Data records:
-- Start --

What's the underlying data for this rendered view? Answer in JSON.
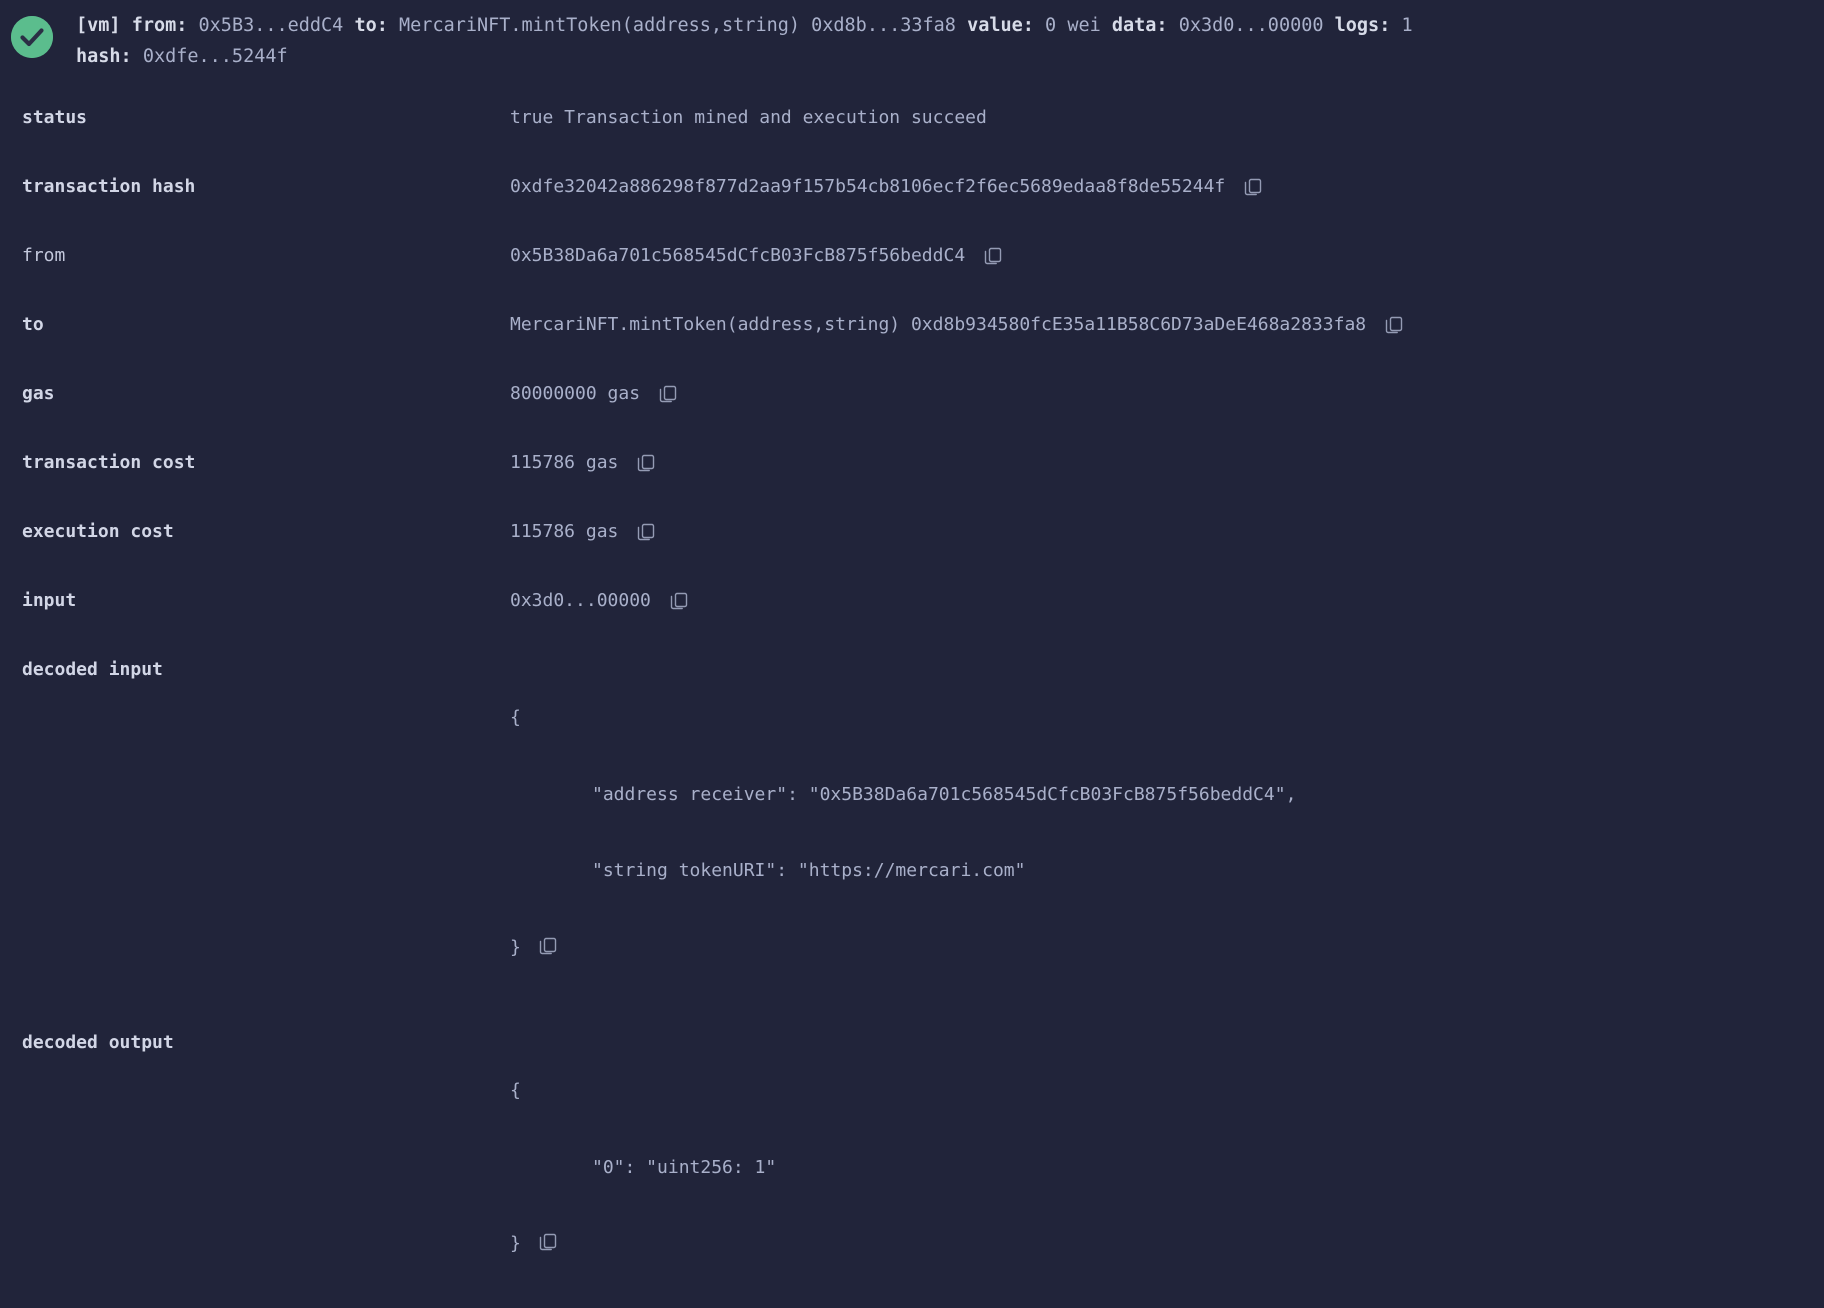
{
  "header": {
    "status_icon": "check-circle-icon",
    "line1_parts": [
      {
        "text": "[vm] ",
        "bold": true
      },
      {
        "text": "from: ",
        "bold": true
      },
      {
        "text": "0x5B3...eddC4 ",
        "bold": false
      },
      {
        "text": "to: ",
        "bold": true
      },
      {
        "text": "MercariNFT.mintToken(address,string) 0xd8b...33fa8 ",
        "bold": false
      },
      {
        "text": "value: ",
        "bold": true
      },
      {
        "text": "0 wei ",
        "bold": false
      },
      {
        "text": "data: ",
        "bold": true
      },
      {
        "text": "0x3d0...00000 ",
        "bold": false
      },
      {
        "text": "logs: ",
        "bold": true
      },
      {
        "text": "1",
        "bold": false
      }
    ],
    "line2_parts": [
      {
        "text": "hash: ",
        "bold": true
      },
      {
        "text": "0xdfe...5244f",
        "bold": false
      }
    ]
  },
  "rows": [
    {
      "label": "status",
      "label_bold": true,
      "value": "true Transaction mined and execution succeed",
      "copy": false
    },
    {
      "label": "transaction hash",
      "label_bold": true,
      "value": "0xdfe32042a886298f877d2aa9f157b54cb8106ecf2f6ec5689edaa8f8de55244f",
      "copy": true
    },
    {
      "label": "from",
      "label_bold": false,
      "value": "0x5B38Da6a701c568545dCfcB03FcB875f56beddC4",
      "copy": true
    },
    {
      "label": "to",
      "label_bold": true,
      "value": "MercariNFT.mintToken(address,string) 0xd8b934580fcE35a11B58C6D73aDeE468a2833fa8",
      "copy": true
    },
    {
      "label": "gas",
      "label_bold": true,
      "value": "80000000 gas",
      "copy": true
    },
    {
      "label": "transaction cost",
      "label_bold": true,
      "value": "115786 gas",
      "copy": true
    },
    {
      "label": "execution cost",
      "label_bold": true,
      "value": "115786 gas",
      "copy": true
    },
    {
      "label": "input",
      "label_bold": true,
      "value": "0x3d0...00000",
      "copy": true
    }
  ],
  "decoded_input": {
    "label": "decoded input",
    "open_brace": "{",
    "lines": [
      "\"address receiver\": \"0x5B38Da6a701c568545dCfcB03FcB875f56beddC4\",",
      "\"string tokenURI\": \"https://mercari.com\""
    ],
    "close_brace": "}",
    "copy": true
  },
  "decoded_output": {
    "label": "decoded output",
    "open_brace": "{",
    "lines": [
      "\"0\": \"uint256: 1\""
    ],
    "close_brace": "}",
    "copy": true
  },
  "colors": {
    "background": "#21243a",
    "success": "#5bbd8d",
    "text": "#a9b0ca",
    "label": "#d2d6e6"
  },
  "icons": {
    "copy": "copy-icon",
    "check": "check-circle-icon"
  }
}
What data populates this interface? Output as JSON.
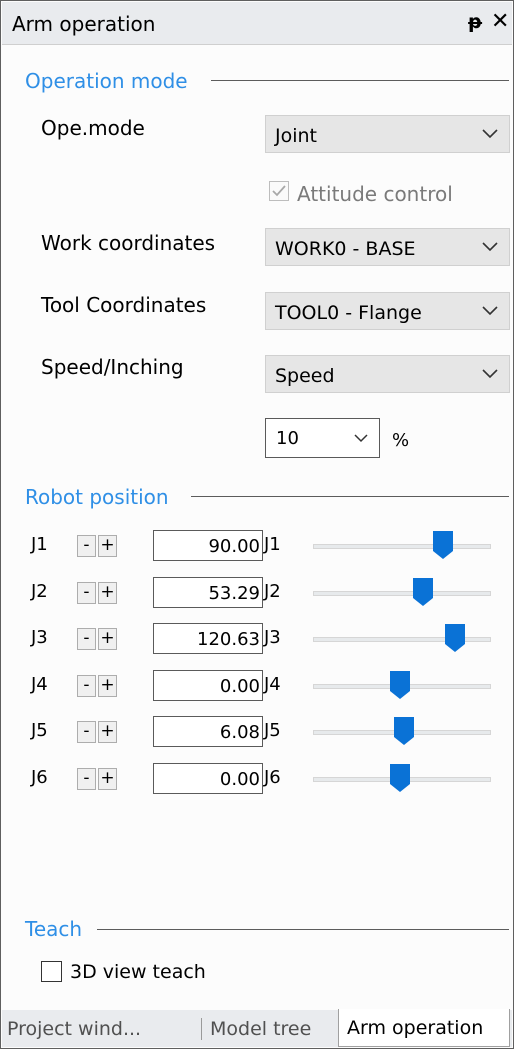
{
  "window": {
    "title": "Arm operation",
    "pin_glyph": "ᵽ",
    "close_glyph": "✕"
  },
  "operation_mode": {
    "section_title": "Operation mode",
    "ope_mode": {
      "label": "Ope.mode",
      "value": "Joint"
    },
    "attitude_control": {
      "label": "Attitude control",
      "checked": true,
      "enabled": false
    },
    "work_coordinates": {
      "label": "Work coordinates",
      "value": "WORK0 - BASE"
    },
    "tool_coordinates": {
      "label": "Tool Coordinates",
      "value": "TOOL0 - Flange"
    },
    "speed_inching": {
      "label": "Speed/Inching",
      "value": "Speed"
    },
    "speed_percent": {
      "value": "10",
      "unit": "%"
    }
  },
  "robot_position": {
    "section_title": "Robot position",
    "minus_label": "-",
    "plus_label": "+",
    "joints": [
      {
        "name": "J1",
        "value": "90.00",
        "slider_fraction": 0.73
      },
      {
        "name": "J2",
        "value": "53.29",
        "slider_fraction": 0.62
      },
      {
        "name": "J3",
        "value": "120.63",
        "slider_fraction": 0.8
      },
      {
        "name": "J4",
        "value": "0.00",
        "slider_fraction": 0.49
      },
      {
        "name": "J5",
        "value": "6.08",
        "slider_fraction": 0.51
      },
      {
        "name": "J6",
        "value": "0.00",
        "slider_fraction": 0.49
      }
    ]
  },
  "teach": {
    "section_title": "Teach",
    "view_teach": {
      "label": "3D view teach",
      "checked": false
    }
  },
  "tabs": [
    {
      "label": "Project wind...",
      "active": false
    },
    {
      "label": "Model tree",
      "active": false
    },
    {
      "label": "Arm operation",
      "active": true
    }
  ],
  "colors": {
    "accent": "#2f8fe6",
    "slider_thumb": "#0a72d6"
  }
}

-- End --

Show every line of the records above that contains the word "mintToken".

        "text": "MercariNFT.mintToken(address,string) 0xd8b...33fa8 ",
      "value": "MercariNFT.mintToken(address,string) 0xd8b934580fcE35a11B58C6D73aDeE468a2833fa8",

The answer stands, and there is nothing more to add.